(Stored items)
***

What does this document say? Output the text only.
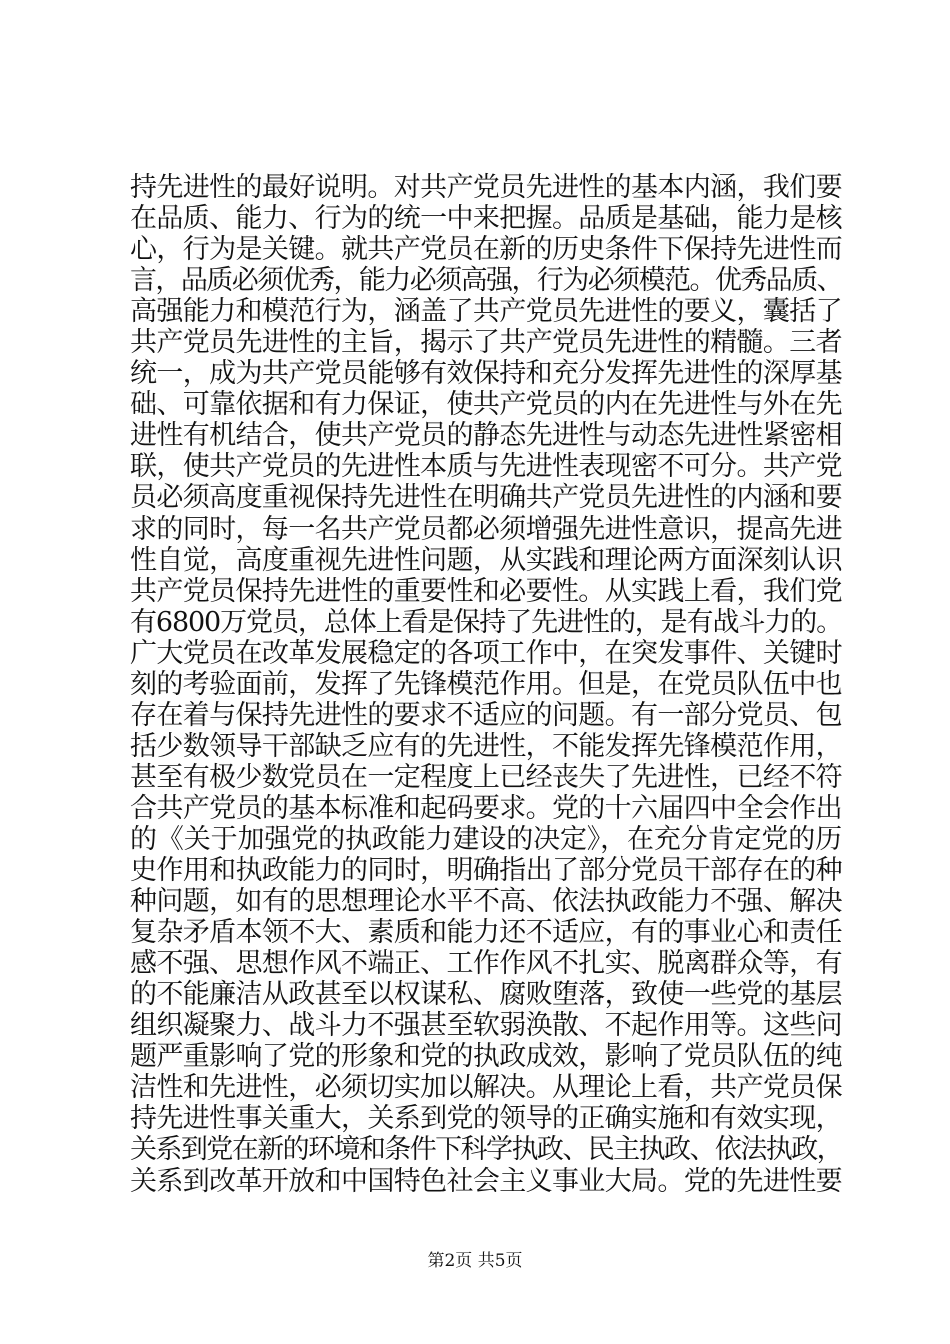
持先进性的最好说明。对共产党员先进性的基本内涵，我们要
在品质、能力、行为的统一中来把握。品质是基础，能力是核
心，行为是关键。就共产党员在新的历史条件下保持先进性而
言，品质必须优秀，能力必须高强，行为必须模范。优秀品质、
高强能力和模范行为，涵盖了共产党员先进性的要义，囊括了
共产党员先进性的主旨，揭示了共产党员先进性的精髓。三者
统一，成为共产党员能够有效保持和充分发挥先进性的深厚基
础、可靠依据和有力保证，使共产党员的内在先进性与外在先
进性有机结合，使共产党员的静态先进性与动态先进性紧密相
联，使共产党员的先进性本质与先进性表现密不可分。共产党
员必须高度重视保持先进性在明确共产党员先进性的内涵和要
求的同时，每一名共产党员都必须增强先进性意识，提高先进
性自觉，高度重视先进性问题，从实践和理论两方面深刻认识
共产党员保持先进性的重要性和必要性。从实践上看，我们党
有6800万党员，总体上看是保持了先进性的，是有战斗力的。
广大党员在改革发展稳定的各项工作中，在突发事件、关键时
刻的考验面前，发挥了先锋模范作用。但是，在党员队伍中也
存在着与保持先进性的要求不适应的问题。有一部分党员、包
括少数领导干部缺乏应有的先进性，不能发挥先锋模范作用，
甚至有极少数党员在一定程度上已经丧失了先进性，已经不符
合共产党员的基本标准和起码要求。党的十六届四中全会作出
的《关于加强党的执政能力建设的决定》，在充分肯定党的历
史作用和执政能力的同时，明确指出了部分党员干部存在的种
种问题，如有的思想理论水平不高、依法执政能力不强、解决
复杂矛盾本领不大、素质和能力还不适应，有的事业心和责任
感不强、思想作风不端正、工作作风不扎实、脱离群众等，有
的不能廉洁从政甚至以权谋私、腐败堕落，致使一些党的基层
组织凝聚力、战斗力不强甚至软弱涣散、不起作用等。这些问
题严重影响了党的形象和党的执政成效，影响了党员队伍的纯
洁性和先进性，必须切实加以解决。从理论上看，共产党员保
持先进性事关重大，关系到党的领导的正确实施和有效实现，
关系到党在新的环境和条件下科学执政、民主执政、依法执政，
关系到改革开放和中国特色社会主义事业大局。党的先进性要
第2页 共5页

***

Directions for this task: Every record above should come back exactly, but without its pictures.

Final answer:
What does this document say? Output the text only.
持先进性的最好说明。对共产党员先进性的基本内涵，我们要
在品质、能力、行为的统一中来把握。品质是基础，能力是核
心，行为是关键。就共产党员在新的历史条件下保持先进性而
言，品质必须优秀，能力必须高强，行为必须模范。优秀品质、
高强能力和模范行为，涵盖了共产党员先进性的要义，囊括了
共产党员先进性的主旨，揭示了共产党员先进性的精髓。三者
统一，成为共产党员能够有效保持和充分发挥先进性的深厚基
础、可靠依据和有力保证，使共产党员的内在先进性与外在先
进性有机结合，使共产党员的静态先进性与动态先进性紧密相
联，使共产党员的先进性本质与先进性表现密不可分。共产党
员必须高度重视保持先进性在明确共产党员先进性的内涵和要
求的同时，每一名共产党员都必须增强先进性意识，提高先进
性自觉，高度重视先进性问题，从实践和理论两方面深刻认识
共产党员保持先进性的重要性和必要性。从实践上看，我们党
有6800万党员，总体上看是保持了先进性的，是有战斗力的。
广大党员在改革发展稳定的各项工作中，在突发事件、关键时
刻的考验面前，发挥了先锋模范作用。但是，在党员队伍中也
存在着与保持先进性的要求不适应的问题。有一部分党员、包
括少数领导干部缺乏应有的先进性，不能发挥先锋模范作用，
甚至有极少数党员在一定程度上已经丧失了先进性，已经不符
合共产党员的基本标准和起码要求。党的十六届四中全会作出
的《关于加强党的执政能力建设的决定》，在充分肯定党的历
史作用和执政能力的同时，明确指出了部分党员干部存在的种
种问题，如有的思想理论水平不高、依法执政能力不强、解决
复杂矛盾本领不大、素质和能力还不适应，有的事业心和责任
感不强、思想作风不端正、工作作风不扎实、脱离群众等，有
的不能廉洁从政甚至以权谋私、腐败堕落，致使一些党的基层
组织凝聚力、战斗力不强甚至软弱涣散、不起作用等。这些问
题严重影响了党的形象和党的执政成效，影响了党员队伍的纯
洁性和先进性，必须切实加以解决。从理论上看，共产党员保
持先进性事关重大，关系到党的领导的正确实施和有效实现，
关系到党在新的环境和条件下科学执政、民主执政、依法执政，
关系到改革开放和中国特色社会主义事业大局。党的先进性要
第2页 共5页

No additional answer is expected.